In the copy, keep every record exact and leave out all images.

(A run of records)
--- START ---
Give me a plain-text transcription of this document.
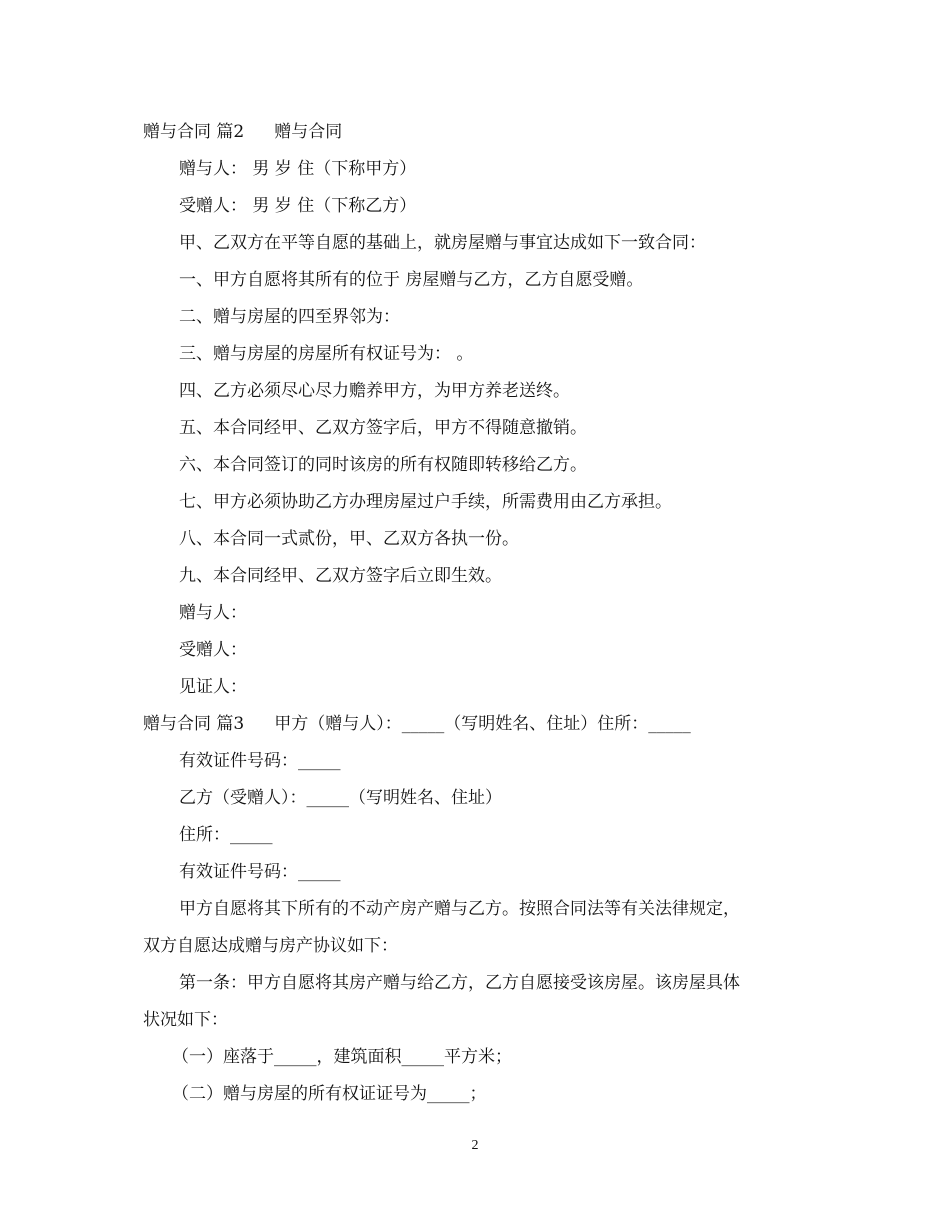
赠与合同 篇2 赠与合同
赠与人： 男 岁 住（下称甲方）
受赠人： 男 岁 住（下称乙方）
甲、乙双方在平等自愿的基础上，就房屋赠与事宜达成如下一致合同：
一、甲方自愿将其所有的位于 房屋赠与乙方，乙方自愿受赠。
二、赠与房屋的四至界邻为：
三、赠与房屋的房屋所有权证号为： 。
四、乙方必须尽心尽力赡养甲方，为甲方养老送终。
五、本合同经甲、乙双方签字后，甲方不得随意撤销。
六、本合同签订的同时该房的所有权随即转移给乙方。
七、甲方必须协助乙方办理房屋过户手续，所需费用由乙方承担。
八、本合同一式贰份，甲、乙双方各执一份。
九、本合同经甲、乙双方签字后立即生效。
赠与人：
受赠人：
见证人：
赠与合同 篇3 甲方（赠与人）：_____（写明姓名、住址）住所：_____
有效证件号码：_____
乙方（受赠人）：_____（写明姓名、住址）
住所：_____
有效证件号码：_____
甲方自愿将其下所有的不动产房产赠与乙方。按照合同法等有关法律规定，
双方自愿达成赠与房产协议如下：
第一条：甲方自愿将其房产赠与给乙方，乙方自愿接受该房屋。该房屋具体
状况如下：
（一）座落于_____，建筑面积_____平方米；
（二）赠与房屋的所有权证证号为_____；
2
--- END ---
COMPLETED TASK:
Give me a plain-text transcription of this document.
赠与合同 篇2 赠与合同
赠与人： 男 岁 住（下称甲方）
受赠人： 男 岁 住（下称乙方）
甲、乙双方在平等自愿的基础上，就房屋赠与事宜达成如下一致合同：
一、甲方自愿将其所有的位于 房屋赠与乙方，乙方自愿受赠。
二、赠与房屋的四至界邻为：
三、赠与房屋的房屋所有权证号为： 。
四、乙方必须尽心尽力赡养甲方，为甲方养老送终。
五、本合同经甲、乙双方签字后，甲方不得随意撤销。
六、本合同签订的同时该房的所有权随即转移给乙方。
七、甲方必须协助乙方办理房屋过户手续，所需费用由乙方承担。
八、本合同一式贰份，甲、乙双方各执一份。
九、本合同经甲、乙双方签字后立即生效。
赠与人：
受赠人：
见证人：
赠与合同 篇3 甲方（赠与人）：_____（写明姓名、住址）住所：_____
有效证件号码：_____
乙方（受赠人）：_____（写明姓名、住址）
住所：_____
有效证件号码：_____
甲方自愿将其下所有的不动产房产赠与乙方。按照合同法等有关法律规定，
双方自愿达成赠与房产协议如下：
第一条：甲方自愿将其房产赠与给乙方，乙方自愿接受该房屋。该房屋具体
状况如下：
（一）座落于_____，建筑面积_____平方米；
（二）赠与房屋的所有权证证号为_____；
2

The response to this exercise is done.